__Directive__
From the entries below, pull out each line where "Heimatländern" appears.

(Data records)

----

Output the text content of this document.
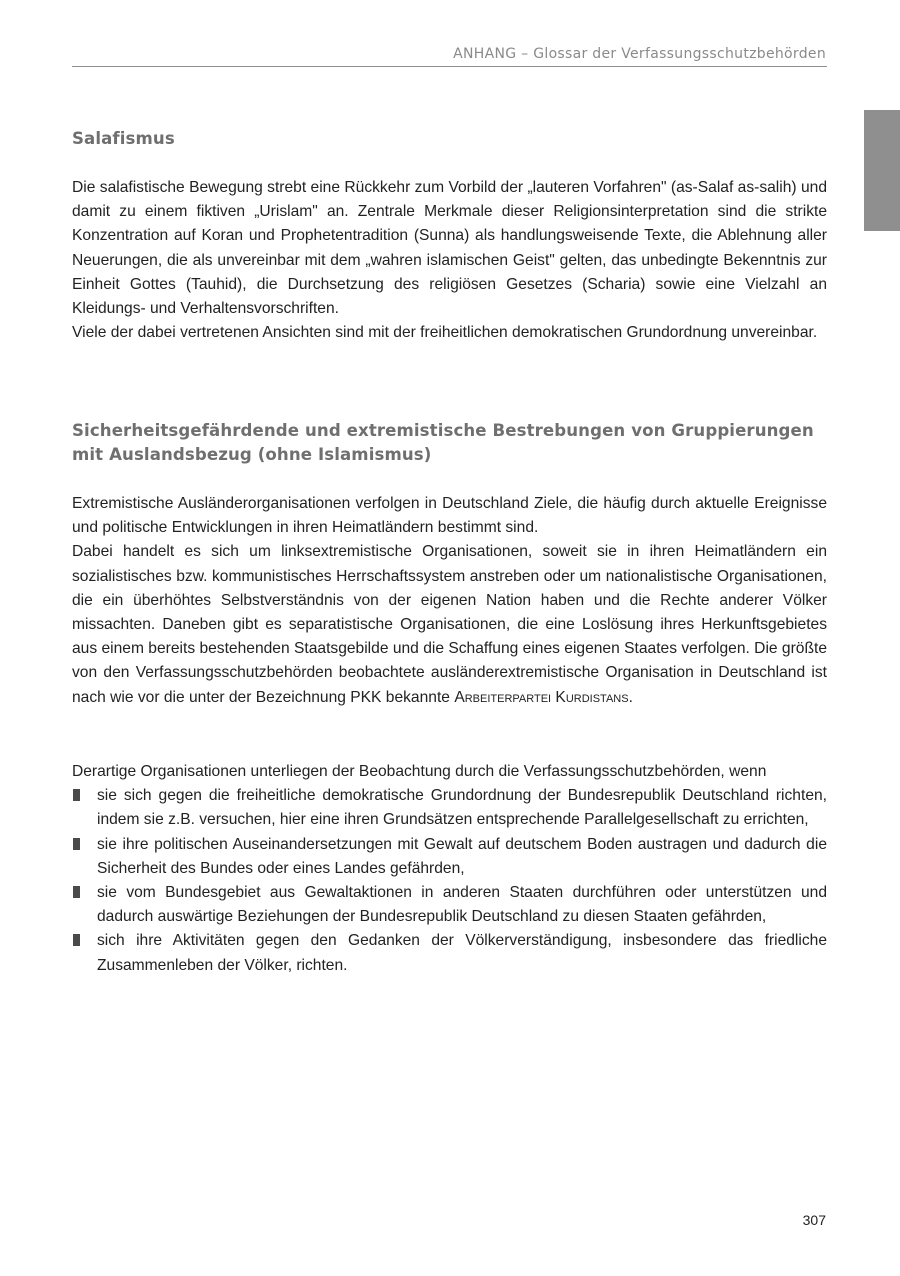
ANHANG – Glossar der Verfassungsschutzbehörden
Salafismus

Die salafistische Bewegung strebt eine Rückkehr zum Vorbild der „lauteren Vorfahren" (as-Salaf as-salih) und damit zu einem fiktiven „Urislam" an. Zentrale Merkmale dieser Religionsinterpretation sind die strikte Konzentration auf Koran und Prophetentradition (Sunna) als handlungsweisende Texte, die Ablehnung aller Neuerungen, die als unvereinbar mit dem „wahren islamischen Geist" gelten, das unbedingte Bekenntnis zur Einheit Gottes (Tauhid), die Durchsetzung des religiösen Gesetzes (Scharia) sowie eine Vielzahl an Kleidungs- und Verhaltensvorschriften.

Viele der dabei vertretenen Ansichten sind mit der freiheitlichen demokratischen Grundordnung unvereinbar.

Sicherheitsgefährdende und extremistische Bestrebungen von Gruppierungen mit Auslandsbezug (ohne Islamismus)

Extremistische Ausländerorganisationen verfolgen in Deutschland Ziele, die häufig durch aktuelle Ereignisse und politische Entwicklungen in ihren Heimatländern bestimmt sind.

Dabei handelt es sich um linksextremistische Organisationen, soweit sie in ihren Heimatländern ein sozialistisches bzw. kommunistisches Herrschaftssystem anstreben oder um nationalistische Organisationen, die ein überhöhtes Selbstverständnis von der eigenen Nation haben und die Rechte anderer Völker missachten. Daneben gibt es separatistische Organisationen, die eine Loslösung ihres Herkunftsgebietes aus einem bereits bestehenden Staatsgebilde und die Schaffung eines eigenen Staates verfolgen. Die größte von den Verfassungsschutzbehörden beobachtete ausländerextremistische Organisation in Deutschland ist nach wie vor die unter der Bezeichnung PKK bekannte Arbeiterpartei Kurdistans.

Derartige Organisationen unterliegen der Beobachtung durch die Verfassungsschutzbehörden, wenn

sie sich gegen die freiheitliche demokratische Grundordnung der Bundesrepublik Deutschland richten, indem sie z.B. versuchen, hier eine ihren Grundsätzen entsprechende Parallelgesellschaft zu errichten,
sie ihre politischen Auseinandersetzungen mit Gewalt auf deutschem Boden austragen und dadurch die Sicherheit des Bundes oder eines Landes gefährden,
sie vom Bundesgebiet aus Gewaltaktionen in anderen Staaten durchführen oder unterstützen und dadurch auswärtige Beziehungen der Bundesrepublik Deutschland zu diesen Staaten gefährden,
sich ihre Aktivitäten gegen den Gedanken der Völkerverständigung, insbesondere das friedliche Zusammenleben der Völker, richten.
307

----

__Final answer__
Extremistische Ausländerorganisationen verfolgen in Deutschland Ziele, die häufig durch aktuelle Ereignisse und politische Entwicklungen in ihren Heimatländern bestimmt sind.
Dabei handelt es sich um linksextremistische Organisationen, soweit sie in ihren Heimatländern ein sozialistisches bzw. kommunistisches Herrschaftssystem anstreben oder um nationalistische Organisationen, die ein überhöhtes Selbstverständnis von der eigenen Nation haben und die Rechte anderer Völker missachten. Daneben gibt es separatistische Organisationen, die eine Loslösung ihres Herkunftsgebietes aus einem bereits bestehenden Staatsgebilde und die Schaffung eines eigenen Staates verfolgen. Die größte von den Verfassungsschutzbehörden beobachtete ausländerextremistische Organisation in Deutschland ist nach wie vor die unter der Bezeichnung PKK bekannte Arbeiterpartei Kurdistans.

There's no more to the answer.